> **Exercise objective**: Write only the number of lines in the records beneath that hold "text".

[Stored items]
********************

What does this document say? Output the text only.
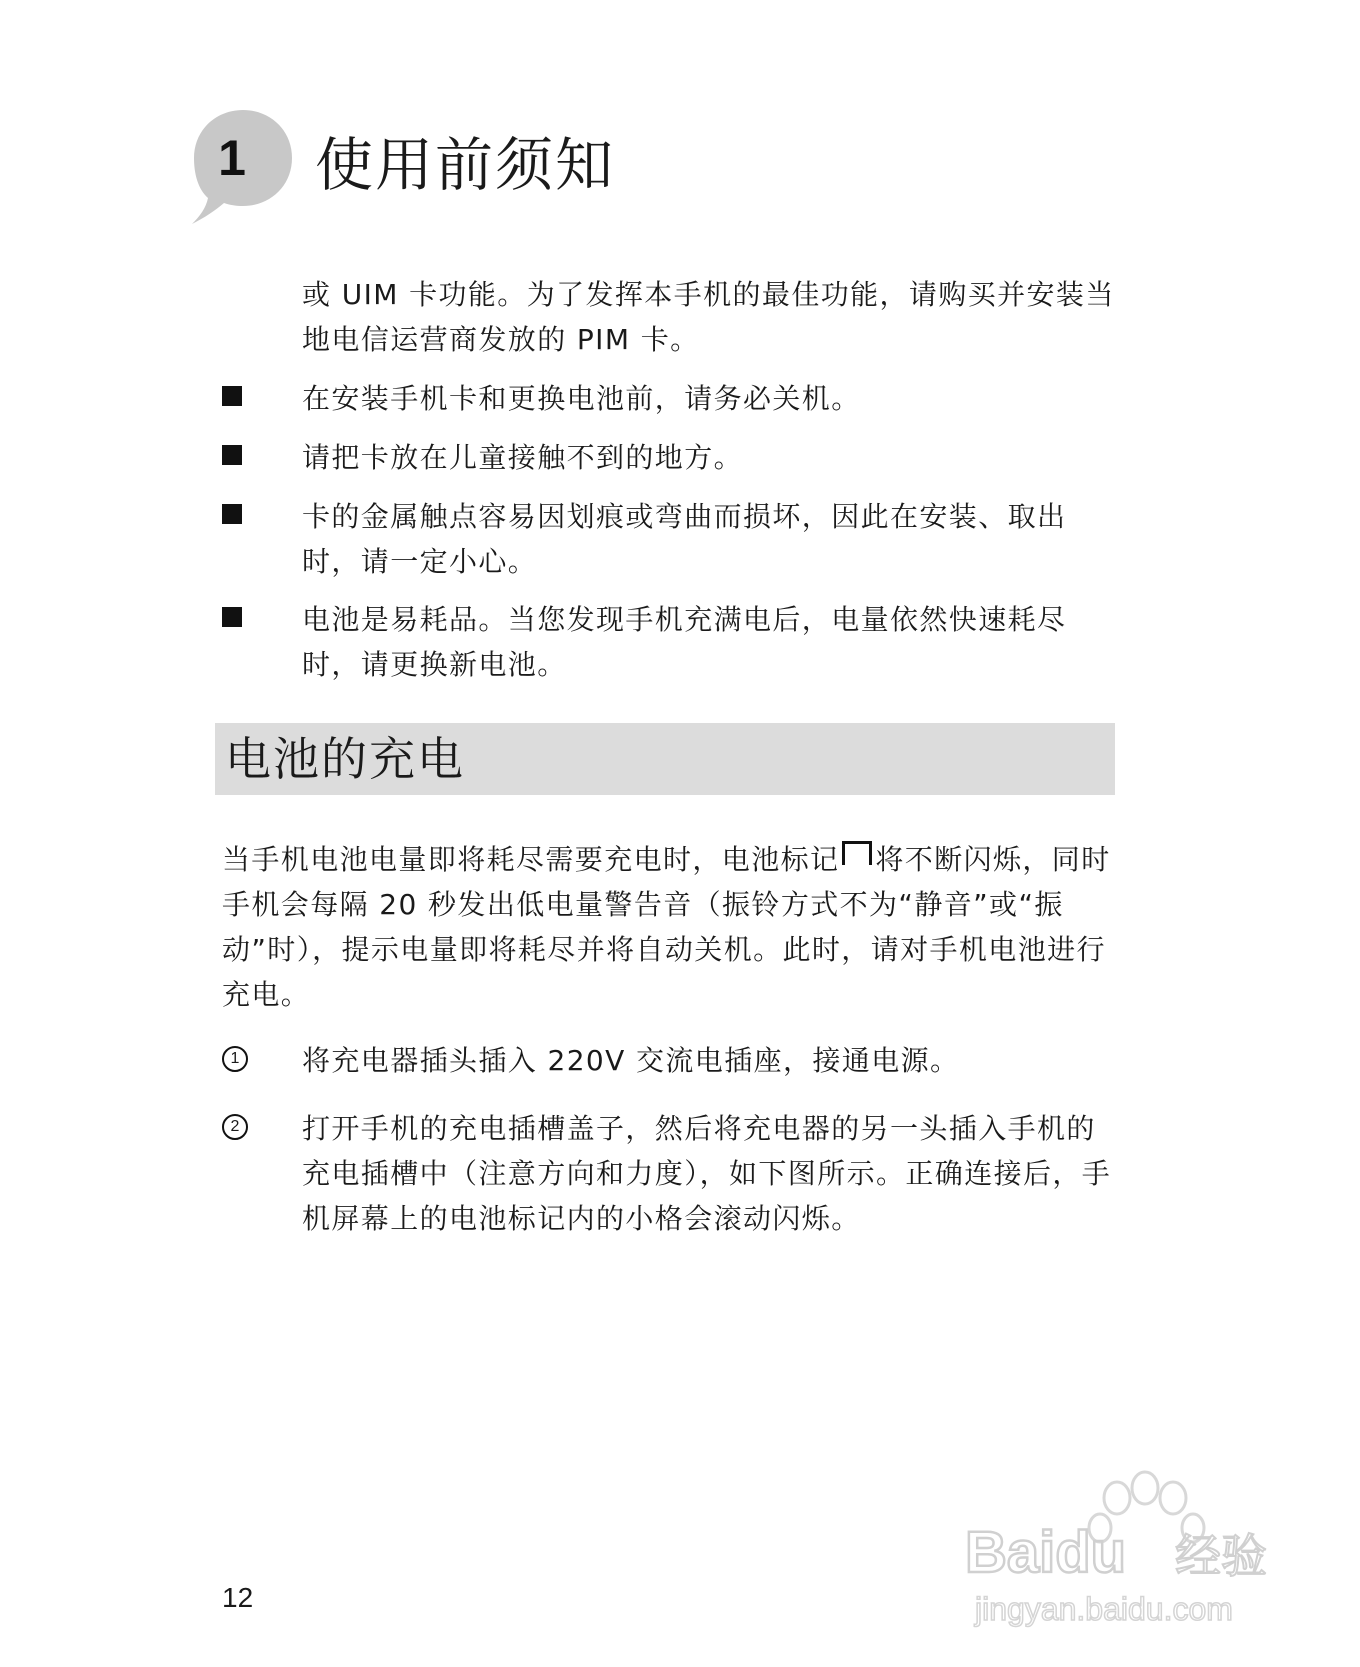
1	使用前须知

或 UIM 卡功能。为了发挥本手机的最佳功能，请购买并安装当地电信运营商发放的 PIM 卡。

在安装手机卡和更换电池前，请务必关机。

请把卡放在儿童接触不到的地方。

卡的金属触点容易因划痕或弯曲而损坏，因此在安装、取出时，请一定小心。

电池是易耗品。当您发现手机充满电后，电量依然快速耗尽时，请更换新电池。

电池的充电

当手机电池电量即将耗尽需要充电时，电池标记 将不断闪烁，同时手机会每隔 20 秒发出低电量警告音（振铃方式不为“静音”或“振动”时），提示电量即将耗尽并将自动关机。此时，请对手机电池进行充电。

1	将充电器插头插入 220V 交流电插座，接通电源。

2	打开手机的充电插槽盖子，然后将充电器的另一头插入手机的充电插槽中（注意方向和力度），如下图所示。正确连接后，手机屏幕上的电池标记内的小格会滚动闪烁。

12
Baidu 经验
jingyan.baidu.com
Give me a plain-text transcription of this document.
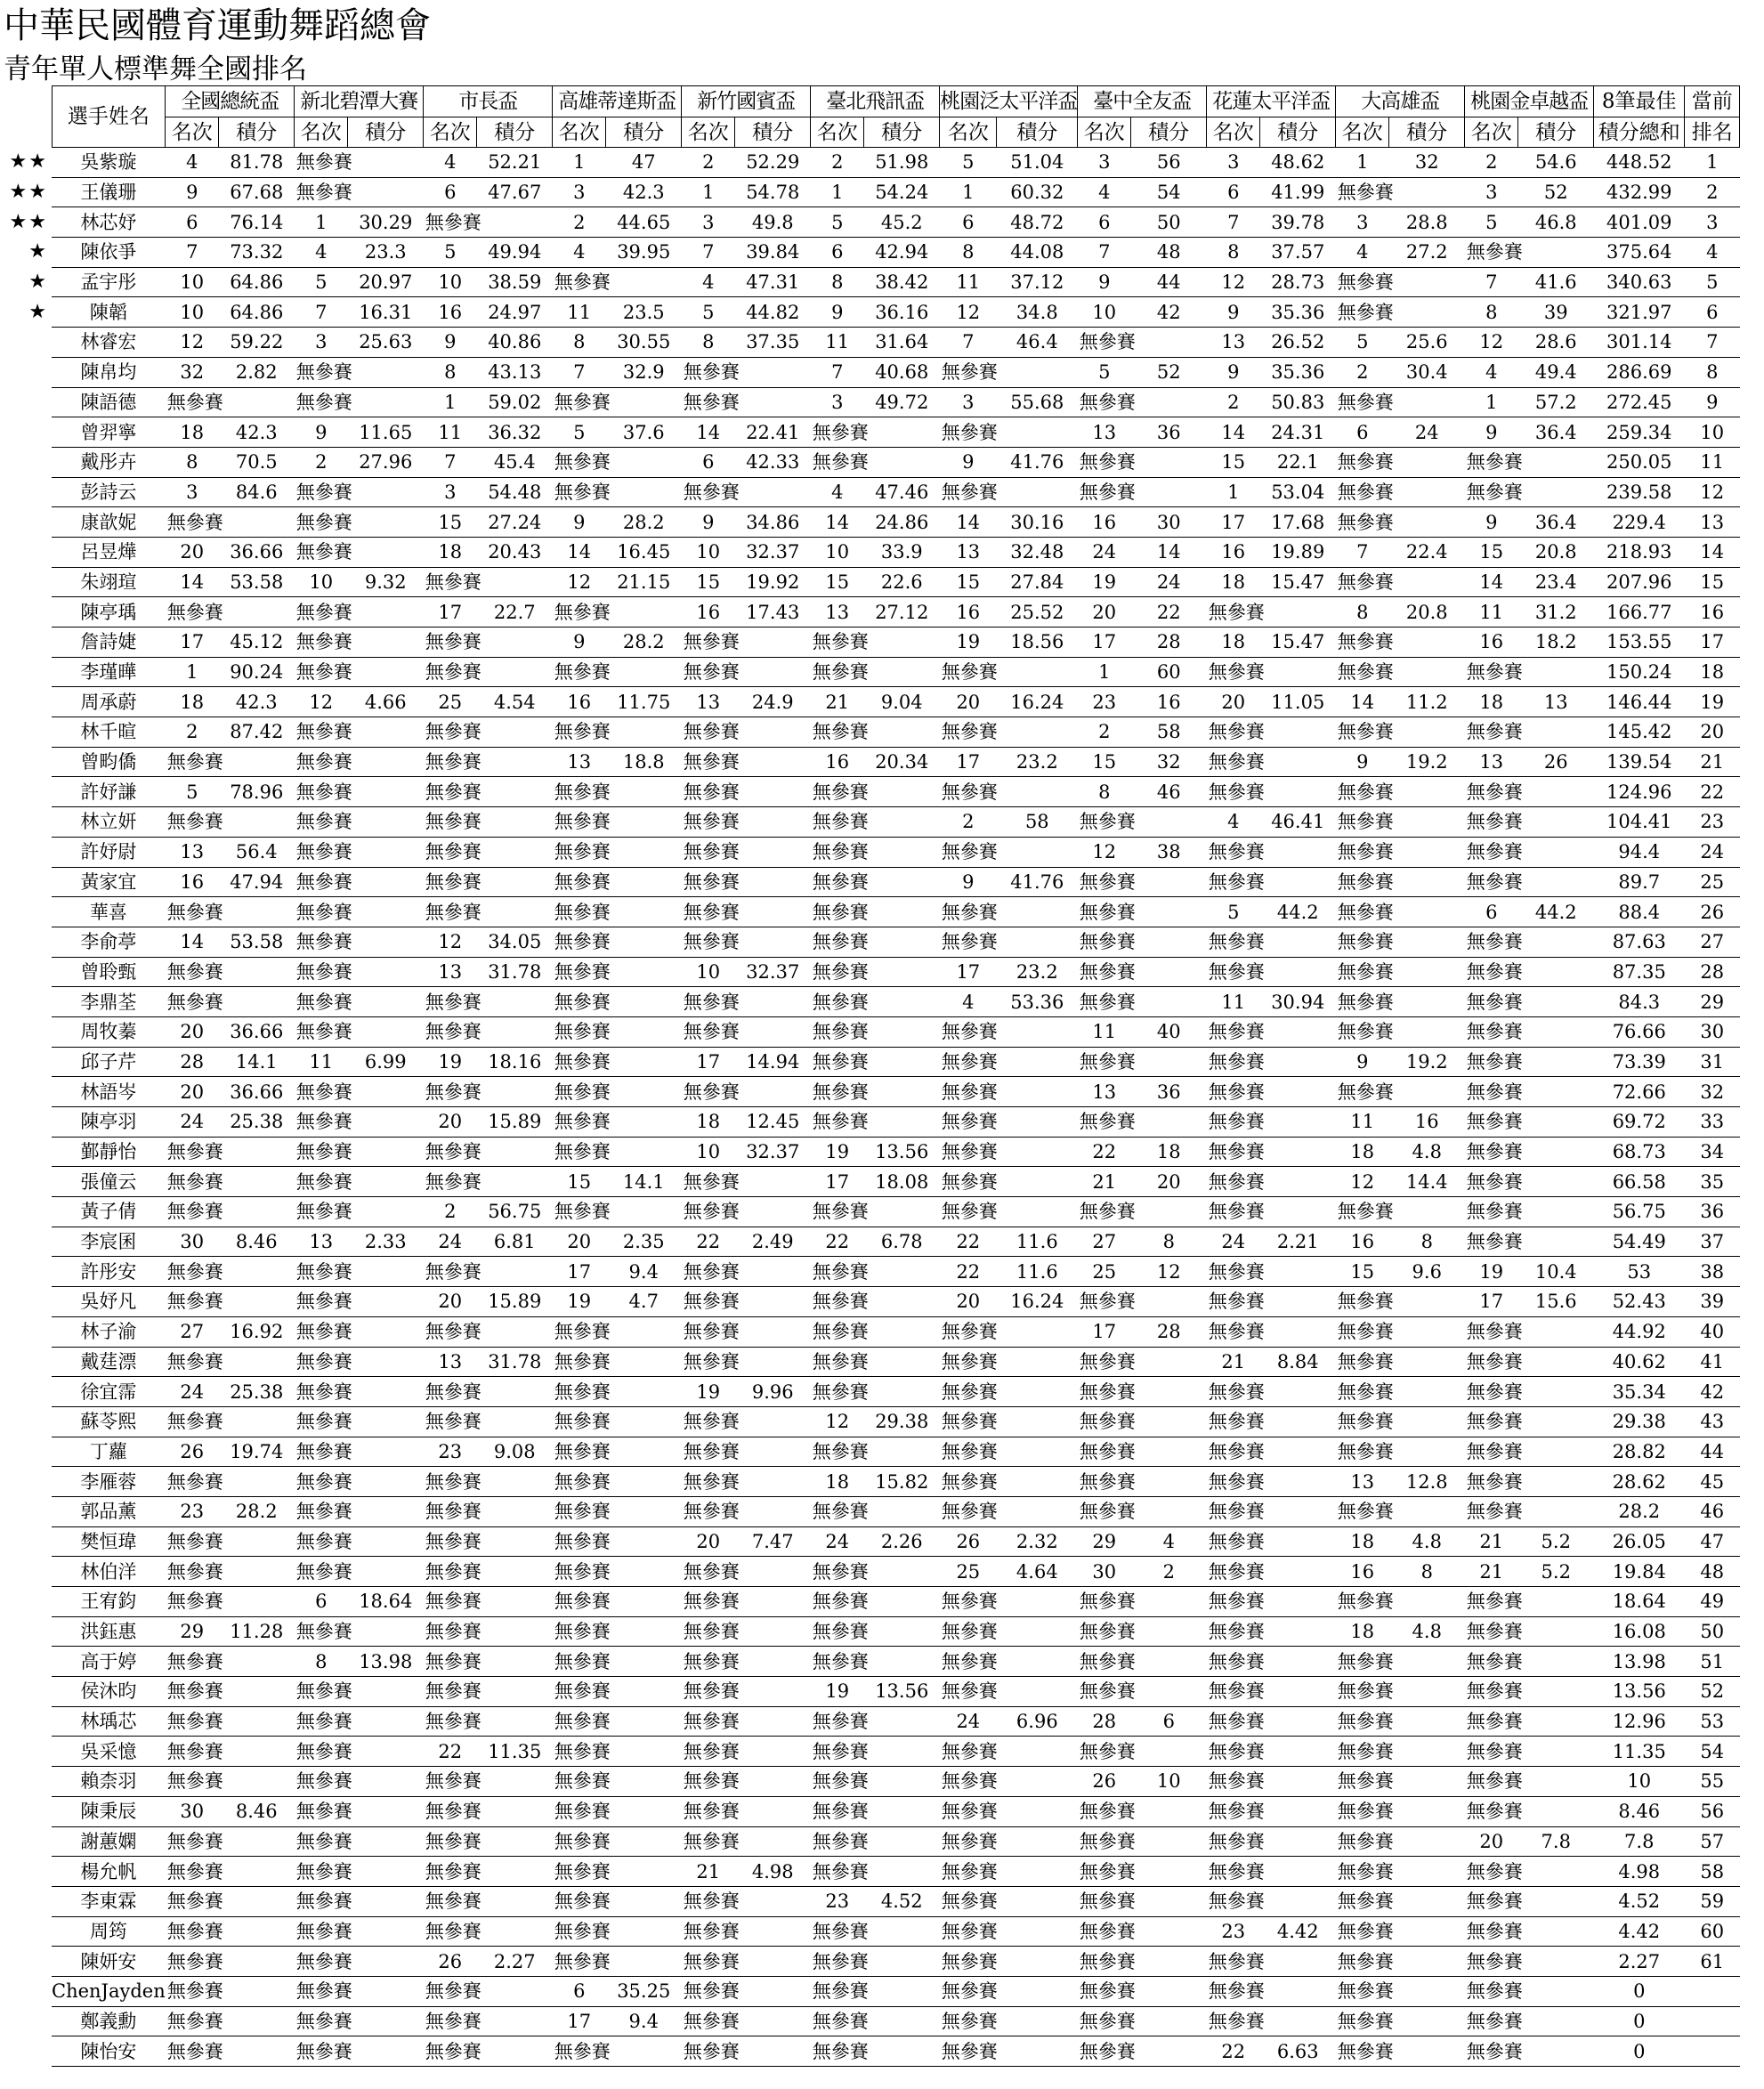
中華民國體育運動舞蹈總會
青年單人標準舞全國排名
	選手姓名	全國總統盃		新北碧潭大賽		市長盃		高雄蒂達斯盃		新竹國賓盃		臺北飛訊盃		桃園泛太平洋盃		臺中全友盃		花蓮太平洋盃		大高雄盃		桃園金卓越盃		8筆最佳	當前
		名次	積分	名次	積分	名次	積分	名次	積分	名次	積分	名次	積分	名次	積分	名次	積分	名次	積分	名次	積分	名次	積分	積分總和	排名
★★	吳紫璇	4	81.78	無參賽		4	52.21	1	47	2	52.29	2	51.98	5	51.04	3	56	3	48.62	1	32	2	54.6	448.52	1
★★	王儀珊	9	67.68	無參賽		6	47.67	3	42.3	1	54.78	1	54.24	1	60.32	4	54	6	41.99	無參賽		3	52	432.99	2
★★	林芯妤	6	76.14	1	30.29	無參賽		2	44.65	3	49.8	5	45.2	6	48.72	6	50	7	39.78	3	28.8	5	46.8	401.09	3
★	陳依爭	7	73.32	4	23.3	5	49.94	4	39.95	7	39.84	6	42.94	8	44.08	7	48	8	37.57	4	27.2	無參賽		375.64	4
★	孟宇彤	10	64.86	5	20.97	10	38.59	無參賽		4	47.31	8	38.42	11	37.12	9	44	12	28.73	無參賽		7	41.6	340.63	5
★	陳韜	10	64.86	7	16.31	16	24.97	11	23.5	5	44.82	9	36.16	12	34.8	10	42	9	35.36	無參賽		8	39	321.97	6
	林睿宏	12	59.22	3	25.63	9	40.86	8	30.55	8	37.35	11	31.64	7	46.4	無參賽		13	26.52	5	25.6	12	28.6	301.14	7
	陳帛均	32	2.82	無參賽		8	43.13	7	32.9	無參賽		7	40.68	無參賽		5	52	9	35.36	2	30.4	4	49.4	286.69	8
	陳語德	無參賽		無參賽		1	59.02	無參賽		無參賽		3	49.72	3	55.68	無參賽		2	50.83	無參賽		1	57.2	272.45	9
	曾羿寧	18	42.3	9	11.65	11	36.32	5	37.6	14	22.41	無參賽		無參賽		13	36	14	24.31	6	24	9	36.4	259.34	10
	戴彤卉	8	70.5	2	27.96	7	45.4	無參賽		6	42.33	無參賽		9	41.76	無參賽		15	22.1	無參賽		無參賽		250.05	11
	彭詩云	3	84.6	無參賽		3	54.48	無參賽		無參賽		4	47.46	無參賽		無參賽		1	53.04	無參賽		無參賽		239.58	12
	康歆妮	無參賽		無參賽		15	27.24	9	28.2	9	34.86	14	24.86	14	30.16	16	30	17	17.68	無參賽		9	36.4	229.4	13
	呂昱燁	20	36.66	無參賽		18	20.43	14	16.45	10	32.37	10	33.9	13	32.48	24	14	16	19.89	7	22.4	15	20.8	218.93	14
	朱翊瑄	14	53.58	10	9.32	無參賽		12	21.15	15	19.92	15	22.6	15	27.84	19	24	18	15.47	無參賽		14	23.4	207.96	15
	陳亭瑀	無參賽		無參賽		17	22.7	無參賽		16	17.43	13	27.12	16	25.52	20	22	無參賽		8	20.8	11	31.2	166.77	16
	詹詩婕	17	45.12	無參賽		無參賽		9	28.2	無參賽		無參賽		19	18.56	17	28	18	15.47	無參賽		16	18.2	153.55	17
	李瑾曄	1	90.24	無參賽		無參賽		無參賽		無參賽		無參賽		無參賽		1	60	無參賽		無參賽		無參賽		150.24	18
	周承蔚	18	42.3	12	4.66	25	4.54	16	11.75	13	24.9	21	9.04	20	16.24	23	16	20	11.05	14	11.2	18	13	146.44	19
	林千暄	2	87.42	無參賽		無參賽		無參賽		無參賽		無參賽		無參賽		2	58	無參賽		無參賽		無參賽		145.42	20
	曾畇僑	無參賽		無參賽		無參賽		13	18.8	無參賽		16	20.34	17	23.2	15	32	無參賽		9	19.2	13	26	139.54	21
	許妤謙	5	78.96	無參賽		無參賽		無參賽		無參賽		無參賽		無參賽		8	46	無參賽		無參賽		無參賽		124.96	22
	林立妍	無參賽		無參賽		無參賽		無參賽		無參賽		無參賽		2	58	無參賽		4	46.41	無參賽		無參賽		104.41	23
	許妤尉	13	56.4	無參賽		無參賽		無參賽		無參賽		無參賽		無參賽		12	38	無參賽		無參賽		無參賽		94.4	24
	黃家宜	16	47.94	無參賽		無參賽		無參賽		無參賽		無參賽		9	41.76	無參賽		無參賽		無參賽		無參賽		89.7	25
	華喜	無參賽		無參賽		無參賽		無參賽		無參賽		無參賽		無參賽		無參賽		5	44.2	無參賽		6	44.2	88.4	26
	李俞葶	14	53.58	無參賽		12	34.05	無參賽		無參賽		無參賽		無參賽		無參賽		無參賽		無參賽		無參賽		87.63	27
	曾聆甄	無參賽		無參賽		13	31.78	無參賽		10	32.37	無參賽		17	23.2	無參賽		無參賽		無參賽		無參賽		87.35	28
	李鼎荃	無參賽		無參賽		無參賽		無參賽		無參賽		無參賽		4	53.36	無參賽		11	30.94	無參賽		無參賽		84.3	29
	周牧蓁	20	36.66	無參賽		無參賽		無參賽		無參賽		無參賽		無參賽		11	40	無參賽		無參賽		無參賽		76.66	30
	邱子芹	28	14.1	11	6.99	19	18.16	無參賽		17	14.94	無參賽		無參賽		無參賽		無參賽		9	19.2	無參賽		73.39	31
	林語岑	20	36.66	無參賽		無參賽		無參賽		無參賽		無參賽		無參賽		13	36	無參賽		無參賽		無參賽		72.66	32
	陳亭羽	24	25.38	無參賽		20	15.89	無參賽		18	12.45	無參賽		無參賽		無參賽		無參賽		11	16	無參賽		69.72	33
	鄞靜怡	無參賽		無參賽		無參賽		無參賽		10	32.37	19	13.56	無參賽		22	18	無參賽		18	4.8	無參賽		68.73	34
	張僮云	無參賽		無參賽		無參賽		15	14.1	無參賽		17	18.08	無參賽		21	20	無參賽		12	14.4	無參賽		66.58	35
	黃子倩	無參賽		無參賽		2	56.75	無參賽		無參賽		無參賽		無參賽		無參賽		無參賽		無參賽		無參賽		56.75	36
	李宸囷	30	8.46	13	2.33	24	6.81	20	2.35	22	2.49	22	6.78	22	11.6	27	8	24	2.21	16	8	無參賽		54.49	37
	許彤安	無參賽		無參賽		無參賽		17	9.4	無參賽		無參賽		22	11.6	25	12	無參賽		15	9.6	19	10.4	53	38
	吳妤凡	無參賽		無參賽		20	15.89	19	4.7	無參賽		無參賽		20	16.24	無參賽		無參賽		無參賽		17	15.6	52.43	39
	林子渝	27	16.92	無參賽		無參賽		無參賽		無參賽		無參賽		無參賽		17	28	無參賽		無參賽		無參賽		44.92	40
	戴莛漂	無參賽		無參賽		13	31.78	無參賽		無參賽		無參賽		無參賽		無參賽		21	8.84	無參賽		無參賽		40.62	41
	徐宜霈	24	25.38	無參賽		無參賽		無參賽		19	9.96	無參賽		無參賽		無參賽		無參賽		無參賽		無參賽		35.34	42
	蘇苓熙	無參賽		無參賽		無參賽		無參賽		無參賽		12	29.38	無參賽		無參賽		無參賽		無參賽		無參賽		29.38	43
	丁蘿	26	19.74	無參賽		23	9.08	無參賽		無參賽		無參賽		無參賽		無參賽		無參賽		無參賽		無參賽		28.82	44
	李雁蓉	無參賽		無參賽		無參賽		無參賽		無參賽		18	15.82	無參賽		無參賽		無參賽		13	12.8	無參賽		28.62	45
	郭品薰	23	28.2	無參賽		無參賽		無參賽		無參賽		無參賽		無參賽		無參賽		無參賽		無參賽		無參賽		28.2	46
	樊恒瑋	無參賽		無參賽		無參賽		無參賽		20	7.47	24	2.26	26	2.32	29	4	無參賽		18	4.8	21	5.2	26.05	47
	林伯洋	無參賽		無參賽		無參賽		無參賽		無參賽		無參賽		25	4.64	30	2	無參賽		16	8	21	5.2	19.84	48
	王宥鈞	無參賽		6	18.64	無參賽		無參賽		無參賽		無參賽		無參賽		無參賽		無參賽		無參賽		無參賽		18.64	49
	洪鈺惠	29	11.28	無參賽		無參賽		無參賽		無參賽		無參賽		無參賽		無參賽		無參賽		18	4.8	無參賽		16.08	50
	高于婷	無參賽		8	13.98	無參賽		無參賽		無參賽		無參賽		無參賽		無參賽		無參賽		無參賽		無參賽		13.98	51
	侯沐昀	無參賽		無參賽		無參賽		無參賽		無參賽		19	13.56	無參賽		無參賽		無參賽		無參賽		無參賽		13.56	52
	林瑀芯	無參賽		無參賽		無參賽		無參賽		無參賽		無參賽		24	6.96	28	6	無參賽		無參賽		無參賽		12.96	53
	吳采憶	無參賽		無參賽		22	11.35	無參賽		無參賽		無參賽		無參賽		無參賽		無參賽		無參賽		無參賽		11.35	54
	賴柰羽	無參賽		無參賽		無參賽		無參賽		無參賽		無參賽		無參賽		26	10	無參賽		無參賽		無參賽		10	55
	陳秉辰	30	8.46	無參賽		無參賽		無參賽		無參賽		無參賽		無參賽		無參賽		無參賽		無參賽		無參賽		8.46	56
	謝蕙嫻	無參賽		無參賽		無參賽		無參賽		無參賽		無參賽		無參賽		無參賽		無參賽		無參賽		20	7.8	7.8	57
	楊允帆	無參賽		無參賽		無參賽		無參賽		21	4.98	無參賽		無參賽		無參賽		無參賽		無參賽		無參賽		4.98	58
	李東霖	無參賽		無參賽		無參賽		無參賽		無參賽		23	4.52	無參賽		無參賽		無參賽		無參賽		無參賽		4.52	59
	周筠	無參賽		無參賽		無參賽		無參賽		無參賽		無參賽		無參賽		無參賽		23	4.42	無參賽		無參賽		4.42	60
	陳妍安	無參賽		無參賽		26	2.27	無參賽		無參賽		無參賽		無參賽		無參賽		無參賽		無參賽		無參賽		2.27	61
	ChenJayden	無參賽		無參賽		無參賽		6	35.25	無參賽		無參賽		無參賽		無參賽		無參賽		無參賽		無參賽		0	
	鄭義勳	無參賽		無參賽		無參賽		17	9.4	無參賽		無參賽		無參賽		無參賽		無參賽		無參賽		無參賽		0	
	陳怡安	無參賽		無參賽		無參賽		無參賽		無參賽		無參賽		無參賽		無參賽		22	6.63	無參賽		無參賽		0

********************

> **Exercise output**: 2